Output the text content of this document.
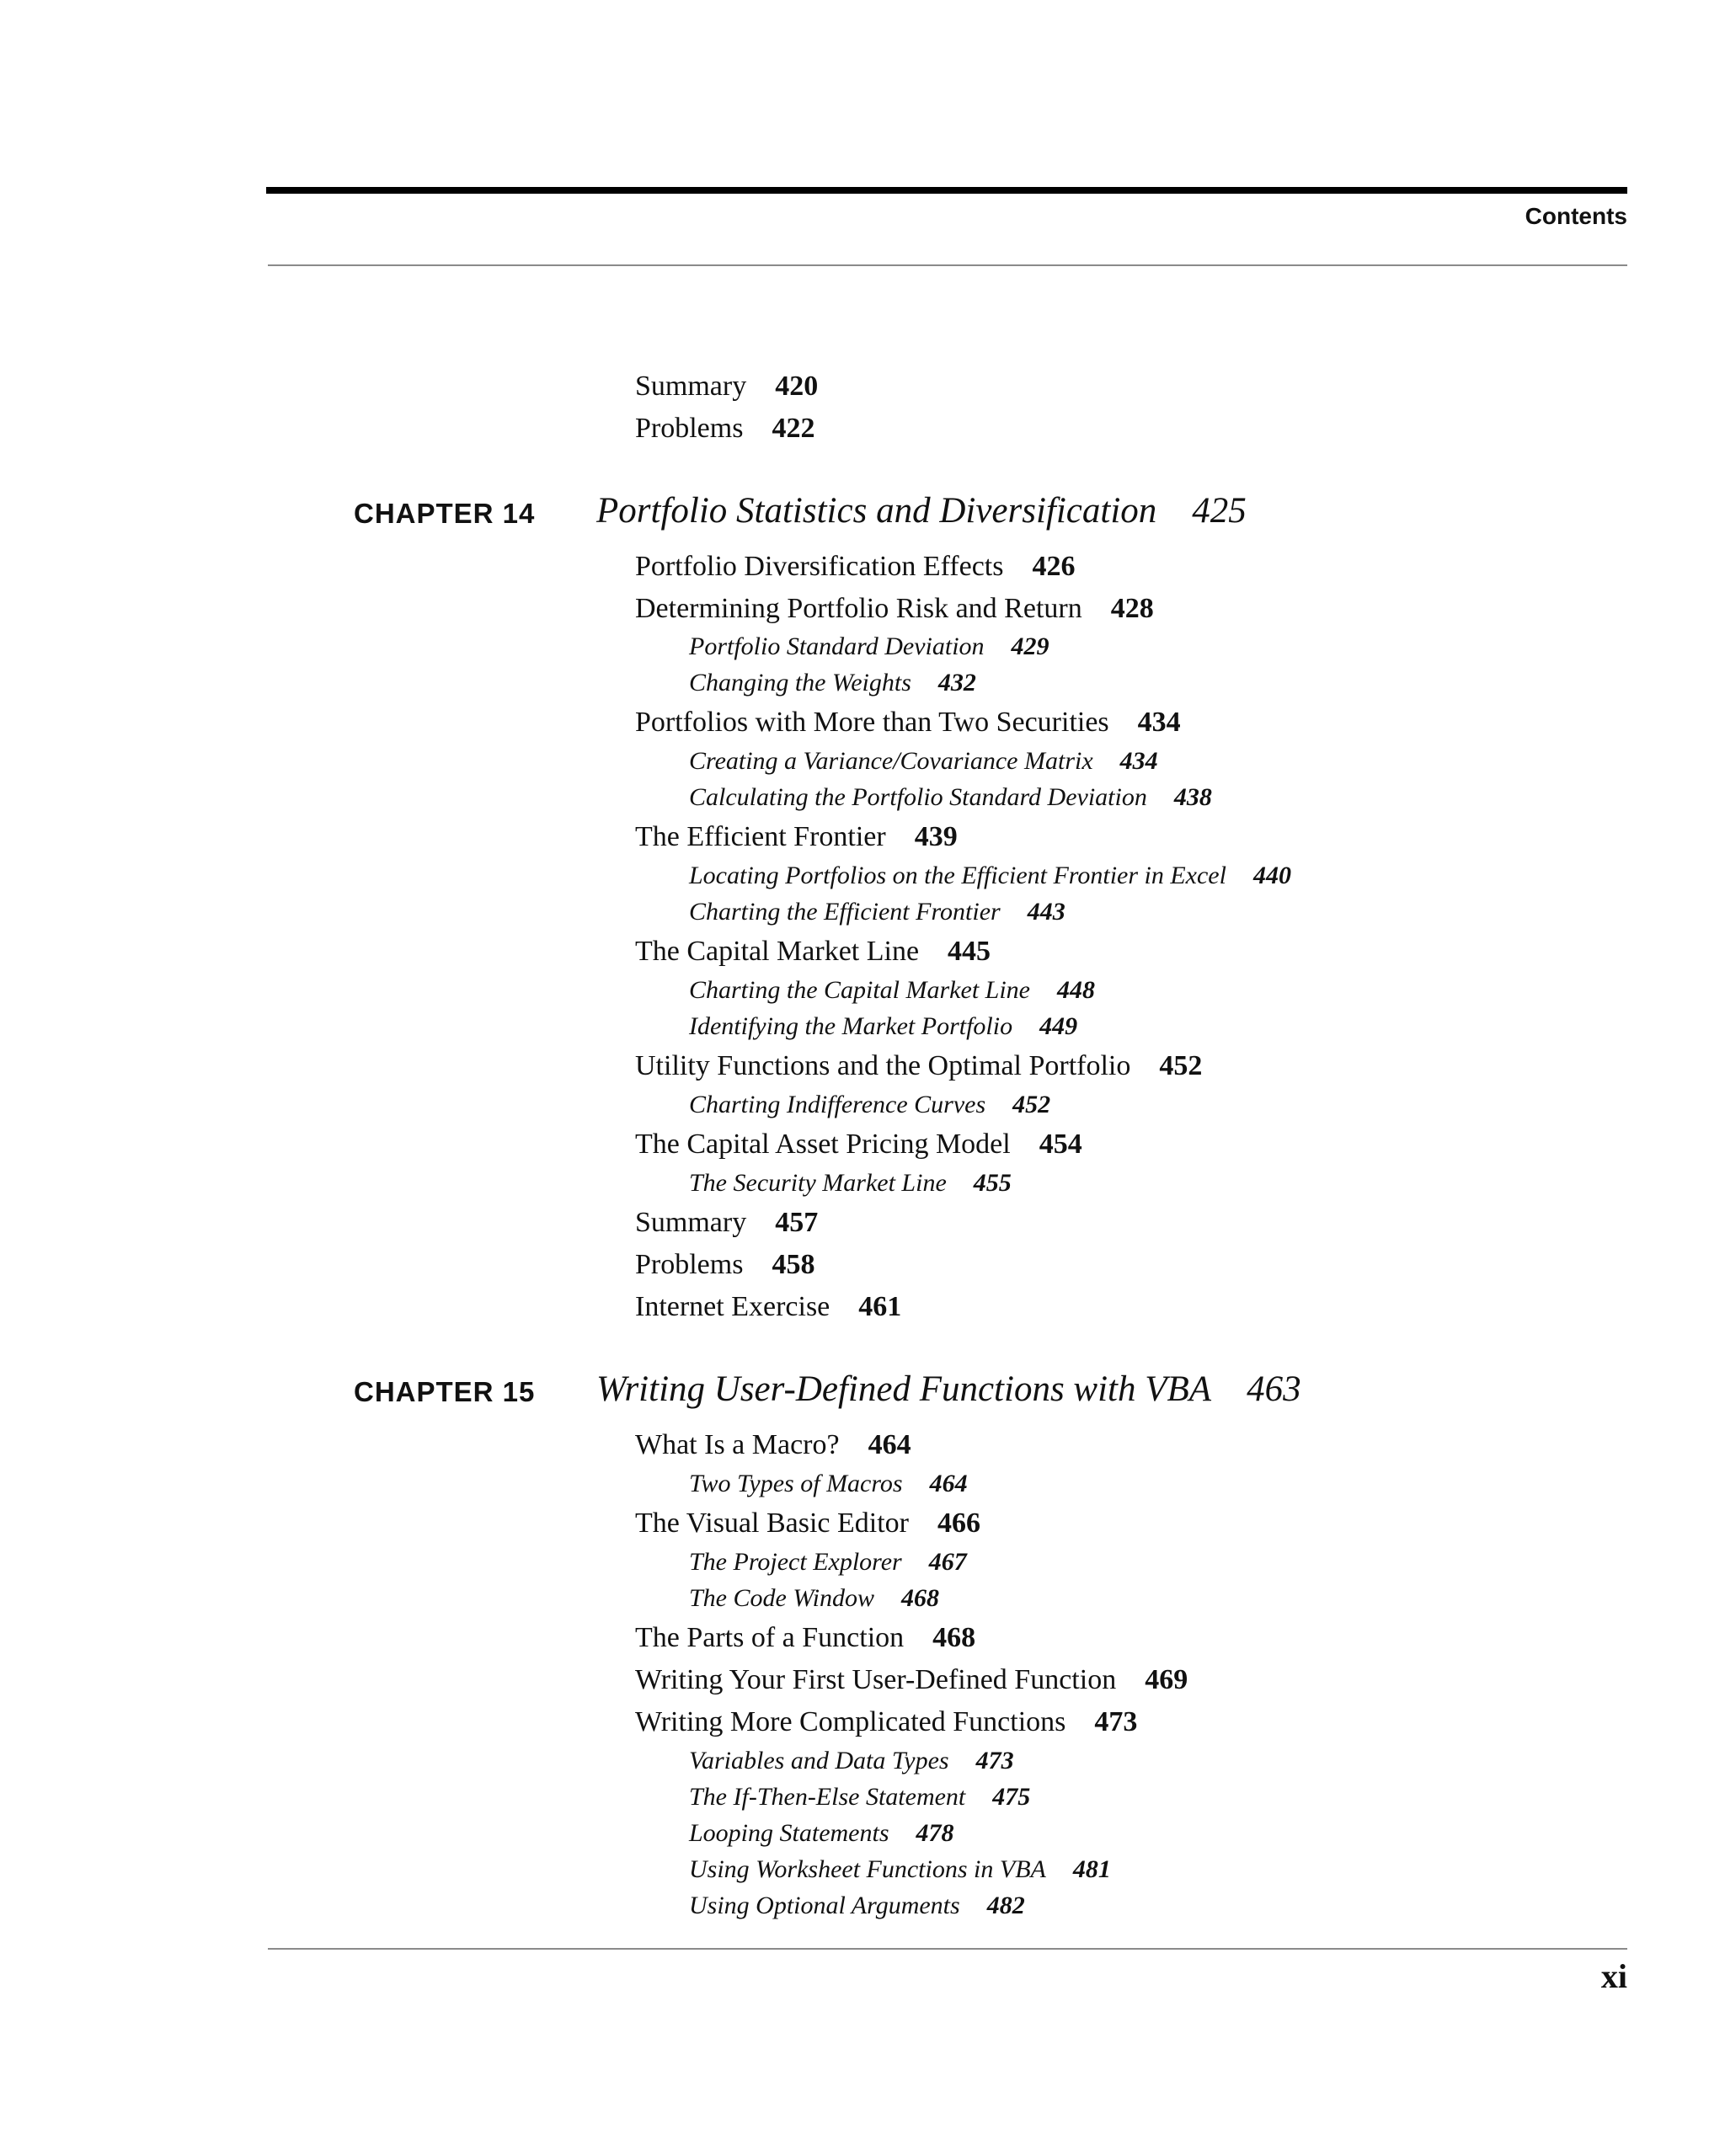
Contents
Summary 420
Problems 422
CHAPTER 14 Portfolio Statistics and Diversification 425
Portfolio Diversification Effects 426
Determining Portfolio Risk and Return 428
Portfolio Standard Deviation 429
Changing the Weights 432
Portfolios with More than Two Securities 434
Creating a Variance/Covariance Matrix 434
Calculating the Portfolio Standard Deviation 438
The Efficient Frontier 439
Locating Portfolios on the Efficient Frontier in Excel 440
Charting the Efficient Frontier 443
The Capital Market Line 445
Charting the Capital Market Line 448
Identifying the Market Portfolio 449
Utility Functions and the Optimal Portfolio 452
Charting Indifference Curves 452
The Capital Asset Pricing Model 454
The Security Market Line 455
Summary 457
Problems 458
Internet Exercise 461
CHAPTER 15 Writing User-Defined Functions with VBA 463
What Is a Macro? 464
Two Types of Macros 464
The Visual Basic Editor 466
The Project Explorer 467
The Code Window 468
The Parts of a Function 468
Writing Your First User-Defined Function 469
Writing More Complicated Functions 473
Variables and Data Types 473
The If-Then-Else Statement 475
Looping Statements 478
Using Worksheet Functions in VBA 481
Using Optional Arguments 482
xi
* * *
» **Task requirements**:
Collect, from the material above, every line containing the word "Market".

» **Full response**:
The Capital Market Line 445
Charting the Capital Market Line 448
Identifying the Market Portfolio 449
The Security Market Line 455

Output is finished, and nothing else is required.